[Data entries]
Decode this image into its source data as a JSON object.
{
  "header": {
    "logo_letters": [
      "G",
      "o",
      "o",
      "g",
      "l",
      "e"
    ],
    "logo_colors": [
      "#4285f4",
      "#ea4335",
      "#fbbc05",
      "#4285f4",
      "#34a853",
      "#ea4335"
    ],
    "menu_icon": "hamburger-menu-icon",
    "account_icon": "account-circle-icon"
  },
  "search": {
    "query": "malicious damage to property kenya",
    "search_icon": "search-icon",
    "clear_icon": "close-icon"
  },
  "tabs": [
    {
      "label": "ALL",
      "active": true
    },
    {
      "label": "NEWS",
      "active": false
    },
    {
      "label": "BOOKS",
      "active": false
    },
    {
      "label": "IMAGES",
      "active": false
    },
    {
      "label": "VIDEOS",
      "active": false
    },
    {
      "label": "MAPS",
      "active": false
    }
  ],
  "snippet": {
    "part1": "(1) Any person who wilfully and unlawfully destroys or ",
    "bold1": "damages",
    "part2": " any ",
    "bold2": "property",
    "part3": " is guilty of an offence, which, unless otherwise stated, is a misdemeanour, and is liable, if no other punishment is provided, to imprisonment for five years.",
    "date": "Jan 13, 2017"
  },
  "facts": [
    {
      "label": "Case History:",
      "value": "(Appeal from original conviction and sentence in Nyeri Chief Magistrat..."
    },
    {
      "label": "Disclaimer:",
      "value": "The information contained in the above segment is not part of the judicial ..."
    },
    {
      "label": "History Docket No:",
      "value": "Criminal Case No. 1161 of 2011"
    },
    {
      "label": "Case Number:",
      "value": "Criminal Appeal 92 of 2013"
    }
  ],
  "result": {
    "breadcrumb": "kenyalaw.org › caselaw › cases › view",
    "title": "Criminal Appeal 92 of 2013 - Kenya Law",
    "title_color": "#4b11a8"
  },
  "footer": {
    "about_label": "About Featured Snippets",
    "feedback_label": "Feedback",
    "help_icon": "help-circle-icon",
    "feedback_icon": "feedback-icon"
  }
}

**REQUIREMENTS**
Repeat the material above in full, quoting it exactly.

**EXERCISE ANSWER**
Decode this image into its source data as a JSON object.
{
  "header": {
    "logo_letters": [
      "G",
      "o",
      "o",
      "g",
      "l",
      "e"
    ],
    "logo_colors": [
      "#4285f4",
      "#ea4335",
      "#fbbc05",
      "#4285f4",
      "#34a853",
      "#ea4335"
    ],
    "menu_icon": "hamburger-menu-icon",
    "account_icon": "account-circle-icon"
  },
  "search": {
    "query": "malicious damage to property kenya",
    "search_icon": "search-icon",
    "clear_icon": "close-icon"
  },
  "tabs": [
    {
      "label": "ALL",
      "active": true
    },
    {
      "label": "NEWS",
      "active": false
    },
    {
      "label": "BOOKS",
      "active": false
    },
    {
      "label": "IMAGES",
      "active": false
    },
    {
      "label": "VIDEOS",
      "active": false
    },
    {
      "label": "MAPS",
      "active": false
    }
  ],
  "snippet": {
    "part1": "(1) Any person who wilfully and unlawfully destroys or ",
    "bold1": "damages",
    "part2": " any ",
    "bold2": "property",
    "part3": " is guilty of an offence, which, unless otherwise stated, is a misdemeanour, and is liable, if no other punishment is provided, to imprisonment for five years.",
    "date": "Jan 13, 2017"
  },
  "facts": [
    {
      "label": "Case History:",
      "value": "(Appeal from original conviction and sentence in Nyeri Chief Magistrat..."
    },
    {
      "label": "Disclaimer:",
      "value": "The information contained in the above segment is not part of the judicial ..."
    },
    {
      "label": "History Docket No:",
      "value": "Criminal Case No. 1161 of 2011"
    },
    {
      "label": "Case Number:",
      "value": "Criminal Appeal 92 of 2013"
    }
  ],
  "result": {
    "breadcrumb": "kenyalaw.org › caselaw › cases › view",
    "title": "Criminal Appeal 92 of 2013 - Kenya Law",
    "title_color": "#4b11a8"
  },
  "footer": {
    "about_label": "About Featured Snippets",
    "feedback_label": "Feedback",
    "help_icon": "help-circle-icon",
    "feedback_icon": "feedback-icon"
  }
}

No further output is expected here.